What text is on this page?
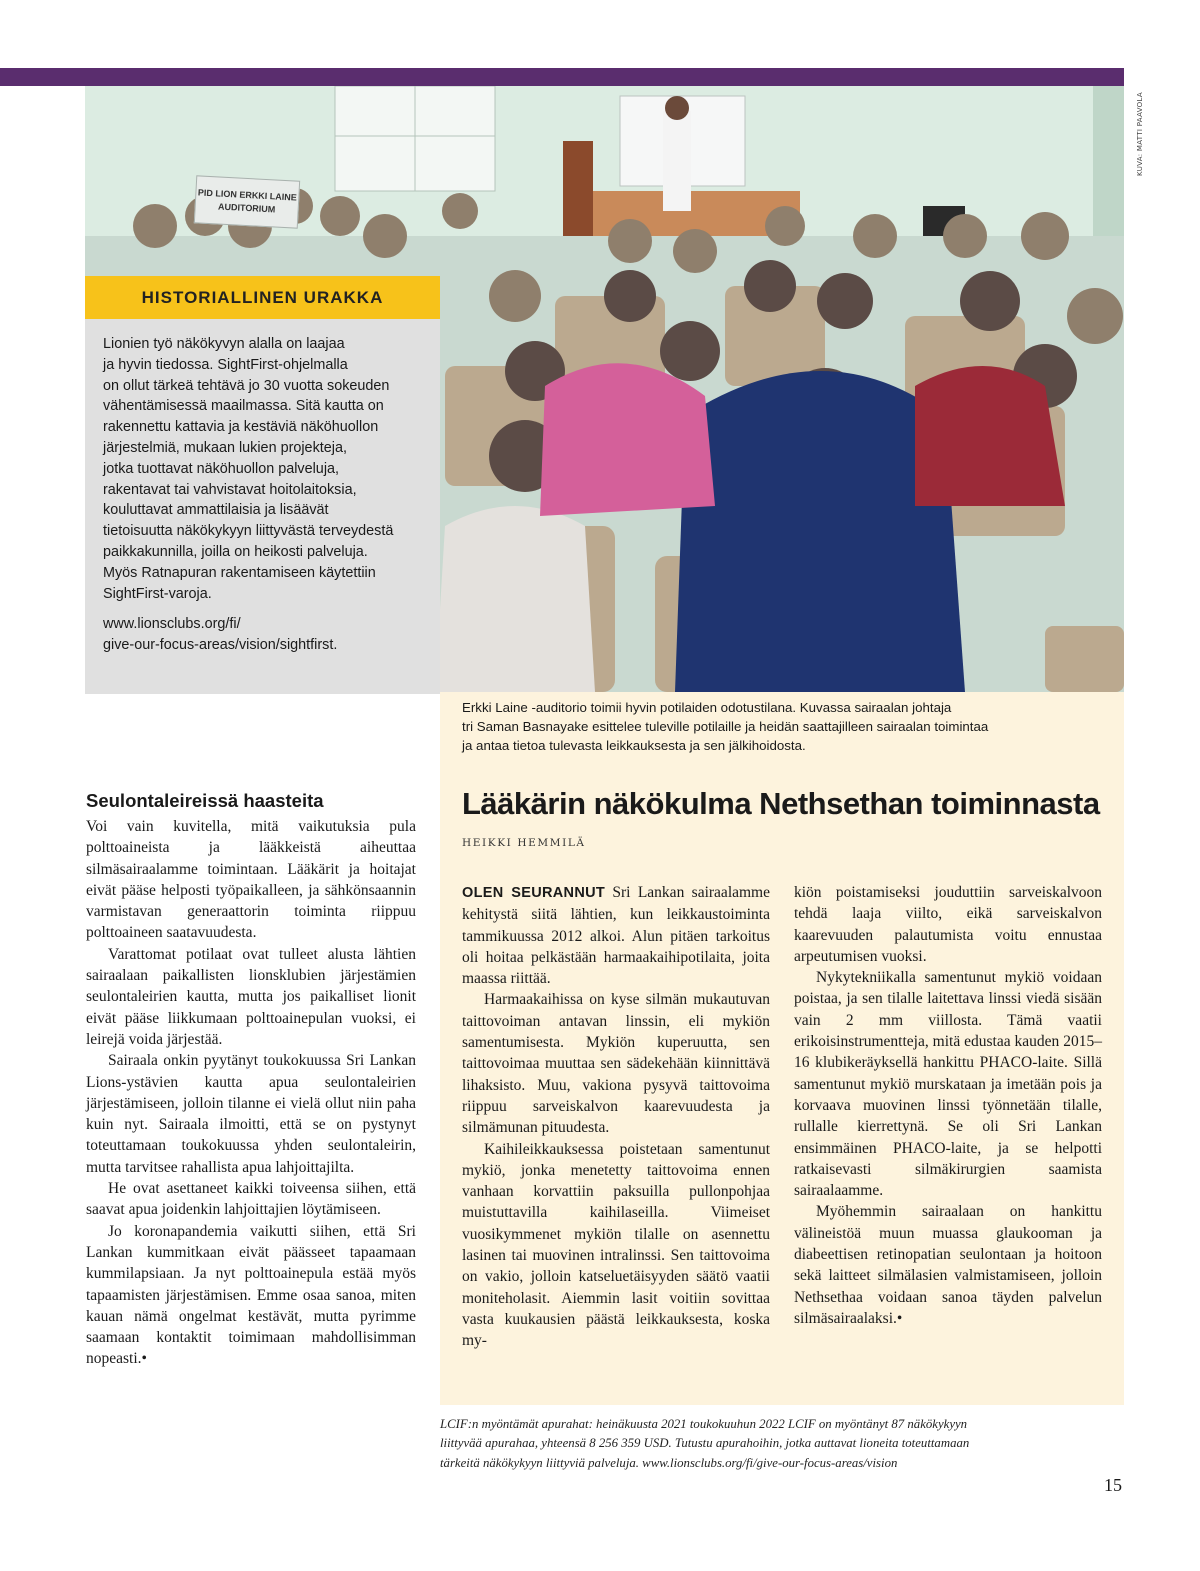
KUVA: MATTI PAAVOLA
PID LION ERKKI LAINE
AUDITORIUM
HISTORIALLINEN URAKKA

Lionien työ näkökyvyn alalla on laajaa
ja hyvin tiedossa. SightFirst-ohjelmalla
on ollut tärkeä tehtävä jo 30 vuotta sokeuden
vähentämisessä maailmassa. Sitä kautta on
rakennettu kattavia ja kestäviä näköhuollon
järjestelmiä, mukaan lukien projekteja,
jotka tuottavat näköhuollon palveluja,
rakentavat tai vahvistavat hoitolaitoksia,
kouluttavat ammattilaisia ja lisäävät
tietoisuutta näkökykyyn liittyvästä terveydestä
paikkakunnilla, joilla on heikosti palveluja.
Myös Ratnapuran rakentamiseen käytettiin
SightFirst-varoja.

www.lionsclubs.org/fi/
give-our-focus-areas/vision/sightfirst.

Erkki Laine -auditorio toimii hyvin potilaiden odotustilana. Kuvassa sairaalan johtaja
tri Saman Basnayake esittelee tuleville potilaille ja heidän saattajilleen sairaalan toimintaa
ja antaa tietoa tulevasta leikkauksesta ja sen jälkihoidosta.
Seulontaleireissä haasteita

Voi vain kuvitella, mitä vaikutuksia pula polttoaineista ja lääkkeistä aiheuttaa silmäsairaalamme toimintaan. Lääkärit ja hoitajat eivät pääse helposti työpaikalleen, ja sähkönsaannin varmistavan generaattorin toiminta riippuu polttoaineen saatavuudesta.

Varattomat potilaat ovat tulleet alusta lähtien sairaalaan paikallisten lionsklubien järjestämien seulontaleirien kautta, mutta jos paikalliset lionit eivät pääse liikkumaan polttoainepulan vuoksi, ei leirejä voida järjestää.

Sairaala onkin pyytänyt toukokuussa Sri Lankan Lions-ystävien kautta apua seulontaleirien järjestämiseen, jolloin tilanne ei vielä ollut niin paha kuin nyt. Sairaala ilmoitti, että se on pystynyt toteuttamaan toukokuussa yhden seulontaleirin, mutta tarvitsee rahallista apua lahjoittajilta.

He ovat asettaneet kaikki toiveensa siihen, että saavat apua joidenkin lahjoittajien löytämiseen.

Jo koronapandemia vaikutti siihen, että Sri Lankan kummitkaan eivät päässeet tapaamaan kummilapsiaan. Ja nyt polttoainepula estää myös tapaamisten järjestämisen. Emme osaa sanoa, miten kauan nämä ongelmat kestävät, mutta pyrimme saamaan kontaktit toimimaan mahdollisimman nopeasti.•

Lääkärin näkökulma Nethsethan toiminnasta
HEIKKI HEMMILÄ

OLEN SEURANNUT Sri Lankan sairaalamme kehitystä siitä lähtien, kun leikkaustoiminta tammikuussa 2012 alkoi. Alun pitäen tarkoitus oli hoitaa pelkästään harmaakaihipotilaita, joita maassa riittää.

Harmaakaihissa on kyse silmän mukautuvan taittovoiman antavan linssin, eli mykiön samentumisesta. Mykiön kuperuutta, sen taittovoimaa muuttaa sen sädekehään kiinnittävä lihaksisto. Muu, vakiona pysyvä taittovoima riippuu sarveiskalvon kaarevuudesta ja silmämunan pituudesta.

Kaihileikkauksessa poistetaan samentunut mykiö, jonka menetetty taittovoima ennen vanhaan korvattiin paksuilla pullonpohjaa muistuttavilla kaihilaseilla. Viimeiset vuosikymmenet mykiön tilalle on asennettu lasinen tai muovinen intralinssi. Sen taittovoima on vakio, jolloin katseluetäisyyden säätö vaatii moniteholasit. Aiemmin lasit voitiin sovittaa vasta kuukausien päästä leikkauksesta, koska my-

kiön poistamiseksi jouduttiin sarveiskalvoon tehdä laaja viilto, eikä sarveiskalvon kaarevuuden palautumista voitu ennustaa arpeutumisen vuoksi.

Nykytekniikalla samentunut mykiö voidaan poistaa, ja sen tilalle laitettava linssi viedä sisään vain 2 mm viillosta. Tämä vaatii erikoisinstrumentteja, mitä edustaa kauden 2015–16 klubikeräyksellä hankittu PHACO-laite. Sillä samentunut mykiö murskataan ja imetään pois ja korvaava muovinen linssi työnnetään tilalle, rullalle kierrettynä. Se oli Sri Lankan ensimmäinen PHACO-laite, ja se helpotti ratkaisevasti silmäkirurgien saamista sairaalaamme.

Myöhemmin sairaalaan on hankittu välineistöä muun muassa glaukooman ja diabeettisen retinopatian seulontaan ja hoitoon sekä laitteet silmälasien valmistamiseen, jolloin Nethsethaa voidaan sanoa täyden palvelun silmäsairaalaksi.•

LCIF:n myöntämät apurahat: heinäkuusta 2021 toukokuuhun 2022 LCIF on myöntänyt 87 näkökykyyn
liittyvää apurahaa, yhteensä 8 256 359 USD. Tutustu apurahoihin, jotka auttavat lioneita toteuttamaan
tärkeitä näkökykyyn liittyviä palveluja. www.lionsclubs.org/fi/give-our-focus-areas/vision
15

++++

- [WHAT THE EXERCISE ASKS]:
Quote all the lines above exactly as given. Do not include the pictures.

- [RESPONSE BELOW]:
What text is on this page?
KUVA: MATTI PAAVOLA
PID LION ERKKI LAINE
AUDITORIUM
HISTORIALLINEN URAKKA

Lionien työ näkökyvyn alalla on laajaa
ja hyvin tiedossa. SightFirst-ohjelmalla
on ollut tärkeä tehtävä jo 30 vuotta sokeuden
vähentämisessä maailmassa. Sitä kautta on
rakennettu kattavia ja kestäviä näköhuollon
järjestelmiä, mukaan lukien projekteja,
jotka tuottavat näköhuollon palveluja,
rakentavat tai vahvistavat hoitolaitoksia,
kouluttavat ammattilaisia ja lisäävät
tietoisuutta näkökykyyn liittyvästä terveydestä
paikkakunnilla, joilla on heikosti palveluja.
Myös Ratnapuran rakentamiseen käytettiin
SightFirst-varoja.

www.lionsclubs.org/fi/
give-our-focus-areas/vision/sightfirst.

Erkki Laine -auditorio toimii hyvin potilaiden odotustilana. Kuvassa sairaalan johtaja
tri Saman Basnayake esittelee tuleville potilaille ja heidän saattajilleen sairaalan toimintaa
ja antaa tietoa tulevasta leikkauksesta ja sen jälkihoidosta.
Seulontaleireissä haasteita

Voi vain kuvitella, mitä vaikutuksia pula polttoaineista ja lääkkeistä aiheuttaa silmäsairaalamme toimintaan. Lääkärit ja hoitajat eivät pääse helposti työpaikalleen, ja sähkönsaannin varmistavan generaattorin toiminta riippuu polttoaineen saatavuudesta.

Varattomat potilaat ovat tulleet alusta lähtien sairaalaan paikallisten lionsklubien järjestämien seulontaleirien kautta, mutta jos paikalliset lionit eivät pääse liikkumaan polttoainepulan vuoksi, ei leirejä voida järjestää.

Sairaala onkin pyytänyt toukokuussa Sri Lankan Lions-ystävien kautta apua seulontaleirien järjestämiseen, jolloin tilanne ei vielä ollut niin paha kuin nyt. Sairaala ilmoitti, että se on pystynyt toteuttamaan toukokuussa yhden seulontaleirin, mutta tarvitsee rahallista apua lahjoittajilta.

He ovat asettaneet kaikki toiveensa siihen, että saavat apua joidenkin lahjoittajien löytämiseen.

Jo koronapandemia vaikutti siihen, että Sri Lankan kummitkaan eivät päässeet tapaamaan kummilapsiaan. Ja nyt polttoainepula estää myös tapaamisten järjestämisen. Emme osaa sanoa, miten kauan nämä ongelmat kestävät, mutta pyrimme saamaan kontaktit toimimaan mahdollisimman nopeasti.•

Lääkärin näkökulma Nethsethan toiminnasta
HEIKKI HEMMILÄ

OLEN SEURANNUT Sri Lankan sairaalamme kehitystä siitä lähtien, kun leikkaustoiminta tammikuussa 2012 alkoi. Alun pitäen tarkoitus oli hoitaa pelkästään harmaakaihipotilaita, joita maassa riittää.

Harmaakaihissa on kyse silmän mukautuvan taittovoiman antavan linssin, eli mykiön samentumisesta. Mykiön kuperuutta, sen taittovoimaa muuttaa sen sädekehään kiinnittävä lihaksisto. Muu, vakiona pysyvä taittovoima riippuu sarveiskalvon kaarevuudesta ja silmämunan pituudesta.

Kaihileikkauksessa poistetaan samentunut mykiö, jonka menetetty taittovoima ennen vanhaan korvattiin paksuilla pullonpohjaa muistuttavilla kaihilaseilla. Viimeiset vuosikymmenet mykiön tilalle on asennettu lasinen tai muovinen intralinssi. Sen taittovoima on vakio, jolloin katseluetäisyyden säätö vaatii moniteholasit. Aiemmin lasit voitiin sovittaa vasta kuukausien päästä leikkauksesta, koska my-

kiön poistamiseksi jouduttiin sarveiskalvoon tehdä laaja viilto, eikä sarveiskalvon kaarevuuden palautumista voitu ennustaa arpeutumisen vuoksi.

Nykytekniikalla samentunut mykiö voidaan poistaa, ja sen tilalle laitettava linssi viedä sisään vain 2 mm viillosta. Tämä vaatii erikoisinstrumentteja, mitä edustaa kauden 2015–16 klubikeräyksellä hankittu PHACO-laite. Sillä samentunut mykiö murskataan ja imetään pois ja korvaava muovinen linssi työnnetään tilalle, rullalle kierrettynä. Se oli Sri Lankan ensimmäinen PHACO-laite, ja se helpotti ratkaisevasti silmäkirurgien saamista sairaalaamme.

Myöhemmin sairaalaan on hankittu välineistöä muun muassa glaukooman ja diabeettisen retinopatian seulontaan ja hoitoon sekä laitteet silmälasien valmistamiseen, jolloin Nethsethaa voidaan sanoa täyden palvelun silmäsairaalaksi.•

LCIF:n myöntämät apurahat: heinäkuusta 2021 toukokuuhun 2022 LCIF on myöntänyt 87 näkökykyyn
liittyvää apurahaa, yhteensä 8 256 359 USD. Tutustu apurahoihin, jotka auttavat lioneita toteuttamaan
tärkeitä näkökykyyn liittyviä palveluja. www.lionsclubs.org/fi/give-our-focus-areas/vision
15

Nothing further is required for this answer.